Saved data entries
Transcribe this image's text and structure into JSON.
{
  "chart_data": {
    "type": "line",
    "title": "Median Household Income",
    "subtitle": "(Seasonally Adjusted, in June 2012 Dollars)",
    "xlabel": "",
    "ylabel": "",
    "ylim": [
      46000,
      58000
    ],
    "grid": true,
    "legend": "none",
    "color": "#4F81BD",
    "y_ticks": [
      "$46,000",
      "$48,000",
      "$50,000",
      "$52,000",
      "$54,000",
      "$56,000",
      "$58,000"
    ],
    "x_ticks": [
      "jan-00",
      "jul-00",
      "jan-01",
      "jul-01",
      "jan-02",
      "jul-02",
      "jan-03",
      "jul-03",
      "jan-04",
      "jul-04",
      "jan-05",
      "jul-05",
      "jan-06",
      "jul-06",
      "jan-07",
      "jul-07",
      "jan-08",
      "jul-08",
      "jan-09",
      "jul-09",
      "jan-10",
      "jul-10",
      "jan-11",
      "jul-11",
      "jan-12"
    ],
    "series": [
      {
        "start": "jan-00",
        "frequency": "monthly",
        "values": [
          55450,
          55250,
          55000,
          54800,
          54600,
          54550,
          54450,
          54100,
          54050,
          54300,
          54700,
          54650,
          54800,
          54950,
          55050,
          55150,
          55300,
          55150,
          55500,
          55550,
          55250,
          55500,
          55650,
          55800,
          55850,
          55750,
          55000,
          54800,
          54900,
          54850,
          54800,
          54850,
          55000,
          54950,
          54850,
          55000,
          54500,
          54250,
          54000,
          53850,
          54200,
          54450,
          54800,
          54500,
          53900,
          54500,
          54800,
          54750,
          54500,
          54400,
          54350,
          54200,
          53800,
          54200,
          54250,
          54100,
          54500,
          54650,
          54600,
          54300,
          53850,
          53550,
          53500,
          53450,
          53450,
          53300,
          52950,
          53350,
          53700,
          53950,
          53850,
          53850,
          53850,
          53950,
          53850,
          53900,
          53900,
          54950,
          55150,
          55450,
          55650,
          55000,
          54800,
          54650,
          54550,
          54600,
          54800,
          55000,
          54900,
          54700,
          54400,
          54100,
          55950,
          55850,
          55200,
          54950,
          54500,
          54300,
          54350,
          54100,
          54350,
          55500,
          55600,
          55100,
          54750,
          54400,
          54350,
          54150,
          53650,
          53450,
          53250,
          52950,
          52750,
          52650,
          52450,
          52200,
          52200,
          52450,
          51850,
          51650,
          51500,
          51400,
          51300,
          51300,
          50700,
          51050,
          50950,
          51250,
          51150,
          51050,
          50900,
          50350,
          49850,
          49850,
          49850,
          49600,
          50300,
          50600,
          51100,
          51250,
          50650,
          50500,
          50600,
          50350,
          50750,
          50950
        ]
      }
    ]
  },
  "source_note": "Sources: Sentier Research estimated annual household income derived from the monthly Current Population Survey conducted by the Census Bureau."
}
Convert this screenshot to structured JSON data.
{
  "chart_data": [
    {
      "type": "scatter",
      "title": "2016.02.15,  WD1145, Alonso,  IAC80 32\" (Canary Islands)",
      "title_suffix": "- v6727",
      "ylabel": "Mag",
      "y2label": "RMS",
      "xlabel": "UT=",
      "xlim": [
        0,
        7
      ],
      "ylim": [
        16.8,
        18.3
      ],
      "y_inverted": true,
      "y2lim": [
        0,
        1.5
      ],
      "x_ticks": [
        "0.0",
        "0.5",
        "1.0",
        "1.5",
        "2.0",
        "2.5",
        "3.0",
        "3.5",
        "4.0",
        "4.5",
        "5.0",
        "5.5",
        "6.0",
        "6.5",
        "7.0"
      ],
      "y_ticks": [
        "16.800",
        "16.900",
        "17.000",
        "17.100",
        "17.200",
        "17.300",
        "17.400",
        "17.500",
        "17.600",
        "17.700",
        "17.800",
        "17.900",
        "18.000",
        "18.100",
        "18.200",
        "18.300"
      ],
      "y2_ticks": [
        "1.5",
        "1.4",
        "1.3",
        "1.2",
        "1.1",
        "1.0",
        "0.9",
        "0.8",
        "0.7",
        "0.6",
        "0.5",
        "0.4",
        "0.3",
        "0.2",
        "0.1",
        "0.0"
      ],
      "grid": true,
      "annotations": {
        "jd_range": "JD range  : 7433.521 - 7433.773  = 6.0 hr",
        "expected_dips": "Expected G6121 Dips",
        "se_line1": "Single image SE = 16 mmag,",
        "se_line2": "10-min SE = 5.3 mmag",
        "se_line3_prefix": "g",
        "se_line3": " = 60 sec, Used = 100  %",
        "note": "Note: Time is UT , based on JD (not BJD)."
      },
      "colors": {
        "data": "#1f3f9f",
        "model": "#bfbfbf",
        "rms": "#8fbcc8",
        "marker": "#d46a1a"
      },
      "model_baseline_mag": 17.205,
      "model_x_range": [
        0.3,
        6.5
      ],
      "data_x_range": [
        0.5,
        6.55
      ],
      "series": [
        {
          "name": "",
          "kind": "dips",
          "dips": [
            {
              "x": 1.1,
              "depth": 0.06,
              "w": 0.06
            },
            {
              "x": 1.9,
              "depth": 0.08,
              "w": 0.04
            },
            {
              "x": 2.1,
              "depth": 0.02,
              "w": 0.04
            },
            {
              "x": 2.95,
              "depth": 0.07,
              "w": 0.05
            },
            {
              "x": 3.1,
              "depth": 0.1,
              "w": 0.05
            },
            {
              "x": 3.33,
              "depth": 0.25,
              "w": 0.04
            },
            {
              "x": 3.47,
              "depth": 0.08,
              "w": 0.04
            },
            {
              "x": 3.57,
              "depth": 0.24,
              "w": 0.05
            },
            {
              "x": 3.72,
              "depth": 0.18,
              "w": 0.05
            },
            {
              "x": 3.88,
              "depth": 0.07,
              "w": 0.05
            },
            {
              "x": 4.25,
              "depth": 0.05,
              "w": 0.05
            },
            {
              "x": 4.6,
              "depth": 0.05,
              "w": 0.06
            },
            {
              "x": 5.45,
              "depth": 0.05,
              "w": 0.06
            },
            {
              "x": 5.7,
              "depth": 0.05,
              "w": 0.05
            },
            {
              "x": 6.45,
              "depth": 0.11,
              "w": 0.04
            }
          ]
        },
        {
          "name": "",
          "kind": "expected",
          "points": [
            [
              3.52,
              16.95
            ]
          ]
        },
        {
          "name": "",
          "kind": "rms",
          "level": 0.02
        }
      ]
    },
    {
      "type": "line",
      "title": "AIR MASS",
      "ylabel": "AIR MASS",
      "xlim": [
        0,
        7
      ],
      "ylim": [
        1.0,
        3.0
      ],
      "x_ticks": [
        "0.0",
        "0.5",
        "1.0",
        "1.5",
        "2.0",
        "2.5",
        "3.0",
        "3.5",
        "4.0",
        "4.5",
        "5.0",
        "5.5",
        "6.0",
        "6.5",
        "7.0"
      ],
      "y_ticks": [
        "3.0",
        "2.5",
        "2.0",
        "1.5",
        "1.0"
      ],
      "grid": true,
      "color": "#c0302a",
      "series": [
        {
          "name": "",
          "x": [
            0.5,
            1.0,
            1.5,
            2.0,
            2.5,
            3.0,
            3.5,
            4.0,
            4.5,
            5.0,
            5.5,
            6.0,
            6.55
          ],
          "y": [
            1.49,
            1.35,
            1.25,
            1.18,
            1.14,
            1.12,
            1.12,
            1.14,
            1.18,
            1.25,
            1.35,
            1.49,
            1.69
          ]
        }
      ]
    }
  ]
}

■ TASK TO CARRY OUT ■
Each line containing "image" counts once; state the total number of such lines and nothing else.

■ SOLUTION TO THE EXERCISE ■
2